## Description of the task
Go through the entries one line at a time, and gather every line that has the word "Medioevo".

## Data for this exercise
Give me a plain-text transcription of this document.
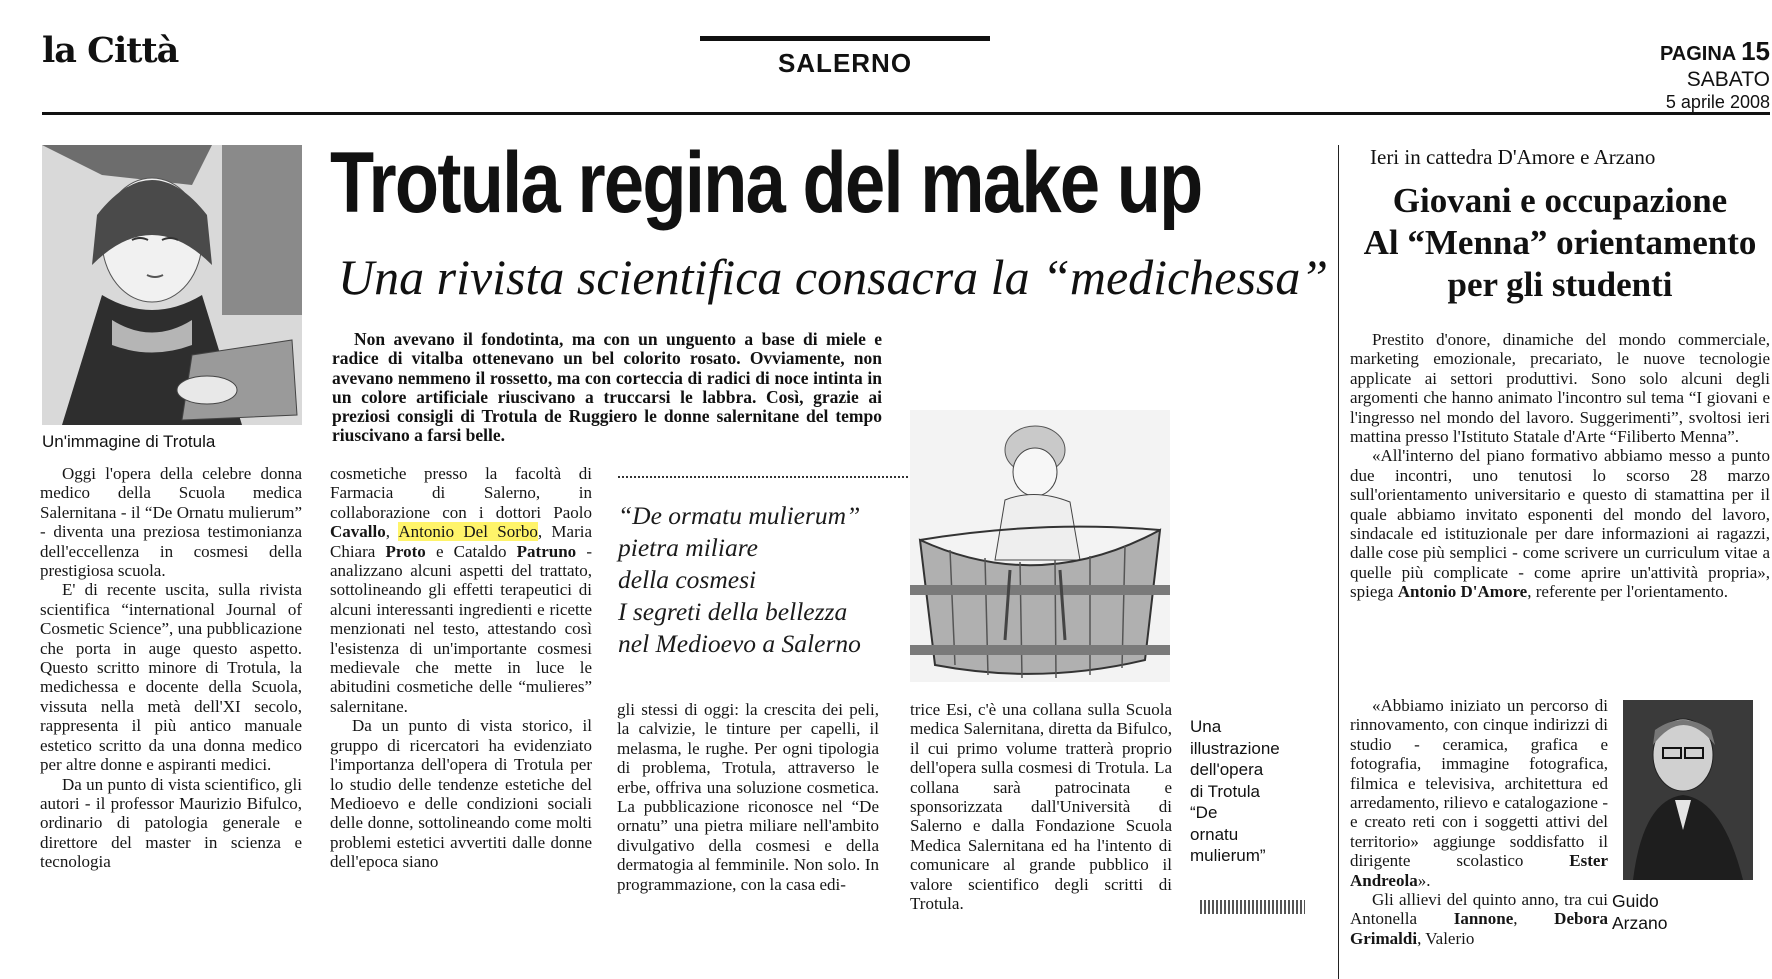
la Città	SALERNO	PAGINA 15
SABATO
5 aprile 2008
Un'immagine di Trotula
Trotula regina del make up
Una rivista scientifica consacra la “medichessa”
Non avevano il fondotinta, ma con un unguento a base di miele e radice di vitalba ottenevano un bel colorito rosato. Ovviamente, non avevano nemmeno il rossetto, ma con corteccia di radici di noce intinta in un colore artificiale riuscivano a truccarsi le labbra. Così, grazie ai preziosi consigli di Trotula de Ruggiero le donne salernitane del tempo riuscivano a farsi belle.

Oggi l'opera della celebre donna medico della Scuola medica Salernitana - il “De Ornatu mulierum” - diventa una preziosa testimonianza dell'eccellenza in cosmesi della prestigiosa scuola.

E' di recente uscita, sulla rivista scientifica “international Journal of Cosmetic Science”, una pubblicazione che porta in auge questo aspetto. Questo scritto minore di Trotula, la medichessa e docente della Scuola, vissuta nella metà dell'XI secolo, rappresenta il più antico manuale estetico scritto da una donna medico per altre donne e aspiranti medici.

Da un punto di vista scientifico, gli autori - il professor Maurizio Bifulco, ordinario di patologia generale e direttore del master in scienza e tecnologia

cosmetiche presso la facoltà di Farmacia di Salerno, in collaborazione con i dottori Paolo Cavallo, Antonio Del Sorbo, Maria Chiara Proto e Cataldo Patruno - analizzano alcuni aspetti del trattato, sottolineando gli effetti terapeutici di alcuni interessanti ingredienti e ricette menzionati nel testo, attestando così l'esistenza di un'importante cosmesi medievale che mette in luce le abitudini cosmetiche delle “mulieres” salernitane.

Da un punto di vista storico, il gruppo di ricercatori ha evidenziato l'importanza dell'opera di Trotula per lo studio delle tendenze estetiche del Medioevo e delle condizioni sociali delle donne, sottolineando come molti problemi estetici avvertiti dalle donne dell'epoca siano

“De ormatu mulierum”
pietra miliare
della cosmesi
I segreti della bellezza
nel Medioevo a Salerno

gli stessi di oggi: la crescita dei peli, la calvizie, le tinture per capelli, il melasma, le rughe. Per ogni tipologia di problema, Trotula, attraverso le erbe, offriva una soluzione cosmetica. La pubblicazione riconosce nel “De ornatu” una pietra miliare nell'ambito divulgativo della cosmesi e della dermatogia al femminile. Non solo. In programmazione, con la casa edi-

trice Esi, c'è una collana sulla Scuola medica Salernitana, diretta da Bifulco, il cui primo volume tratterà proprio dell'opera sulla cosmesi di Trotula. La collana sarà patrocinata e sponsorizzata dall'Università di Salerno e dalla Fondazione Scuola Medica Salernitana ed ha l'intento di comunicare al grande pubblico il valore scientifico degli scritti di Trotula.

Una
illustrazione
dell'opera
di Trotula
“De
ornatu
mulierum”
Ieri in cattedra D'Amore e Arzano
Giovani e occupazione
Al “Menna” orientamento
per gli studenti

Prestito d'onore, dinamiche del mondo commerciale, marketing emozionale, precariato, le nuove tecnologie applicate ai settori produttivi. Sono solo alcuni degli argomenti che hanno animato l'incontro sul tema “I giovani e l'ingresso nel mondo del lavoro. Suggerimenti”, svoltosi ieri mattina presso l'Istituto Statale d'Arte “Filiberto Menna”.

«All'interno del piano formativo abbiamo messo a punto due incontri, uno tenutosi lo scorso 28 marzo sull'orientamento universitario e questo di stamattina per il quale abbiamo invitato esponenti del mondo del lavoro, sindacale ed istituzionale per dare informazioni ai ragazzi, dalle cose più semplici - come scrivere un curriculum vitae a quelle più complicate - come aprire un'attività propria», spiega Antonio D'Amore, referente per l'orientamento.

«Abbiamo iniziato un percorso di rinnovamento, con cinque indirizzi di studio - ceramica, grafica e fotografia, immagine fotografica, filmica e televisiva, architettura ed arredamento, rilievo e catalogazione - e creato reti con i soggetti attivi del territorio» aggiunge soddisfatto il dirigente scolastico	Ester Andreola».

Gli allievi del quinto anno, tra cui Antonella Iannone, Debora Grimaldi, Valerio

Guido
Arzano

## Answer to this exercise
Da un punto di vista storico, il gruppo di ricercatori ha evidenziato l'importanza dell'opera di Trotula per lo studio delle tendenze estetiche del Medioevo e delle condizioni sociali delle donne, sottolineando come molti problemi estetici avvertiti dalle donne dell'epoca siano
nel Medioevo a Salerno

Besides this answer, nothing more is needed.